What is required — Reproduce all of the data exactly, with no line skipped.

Dataset records —

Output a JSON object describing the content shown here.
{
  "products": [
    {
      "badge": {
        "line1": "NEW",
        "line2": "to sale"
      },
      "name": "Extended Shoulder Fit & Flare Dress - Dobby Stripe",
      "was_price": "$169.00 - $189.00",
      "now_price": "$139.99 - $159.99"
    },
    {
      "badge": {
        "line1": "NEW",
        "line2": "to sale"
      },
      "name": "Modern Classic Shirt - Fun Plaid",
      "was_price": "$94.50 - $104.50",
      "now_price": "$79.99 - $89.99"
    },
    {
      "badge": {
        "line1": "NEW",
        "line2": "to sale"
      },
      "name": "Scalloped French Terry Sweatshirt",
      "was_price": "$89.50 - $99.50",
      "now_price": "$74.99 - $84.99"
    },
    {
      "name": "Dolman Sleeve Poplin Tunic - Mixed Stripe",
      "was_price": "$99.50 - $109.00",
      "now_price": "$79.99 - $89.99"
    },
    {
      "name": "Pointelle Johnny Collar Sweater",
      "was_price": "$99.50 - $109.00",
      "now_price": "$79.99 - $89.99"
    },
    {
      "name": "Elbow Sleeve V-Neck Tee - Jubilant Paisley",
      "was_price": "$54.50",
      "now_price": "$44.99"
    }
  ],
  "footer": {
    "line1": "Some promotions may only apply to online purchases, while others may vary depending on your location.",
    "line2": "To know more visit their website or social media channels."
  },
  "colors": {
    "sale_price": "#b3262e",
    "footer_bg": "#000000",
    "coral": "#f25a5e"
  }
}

Expected answer —
Output a JSON object describing the content shown here.
{
  "products": [
    {
      "badge": {
        "line1": "NEW",
        "line2": "to sale"
      },
      "name": "Extended Shoulder Fit & Flare Dress - Dobby Stripe",
      "was_price": "$169.00 - $189.00",
      "now_price": "$139.99 - $159.99"
    },
    {
      "badge": {
        "line1": "NEW",
        "line2": "to sale"
      },
      "name": "Modern Classic Shirt - Fun Plaid",
      "was_price": "$94.50 - $104.50",
      "now_price": "$79.99 - $89.99"
    },
    {
      "badge": {
        "line1": "NEW",
        "line2": "to sale"
      },
      "name": "Scalloped French Terry Sweatshirt",
      "was_price": "$89.50 - $99.50",
      "now_price": "$74.99 - $84.99"
    },
    {
      "name": "Dolman Sleeve Poplin Tunic - Mixed Stripe",
      "was_price": "$99.50 - $109.00",
      "now_price": "$79.99 - $89.99"
    },
    {
      "name": "Pointelle Johnny Collar Sweater",
      "was_price": "$99.50 - $109.00",
      "now_price": "$79.99 - $89.99"
    },
    {
      "name": "Elbow Sleeve V-Neck Tee - Jubilant Paisley",
      "was_price": "$54.50",
      "now_price": "$44.99"
    }
  ],
  "footer": {
    "line1": "Some promotions may only apply to online purchases, while others may vary depending on your location.",
    "line2": "To know more visit their website or social media channels."
  },
  "colors": {
    "sale_price": "#b3262e",
    "footer_bg": "#000000",
    "coral": "#f25a5e"
  }
}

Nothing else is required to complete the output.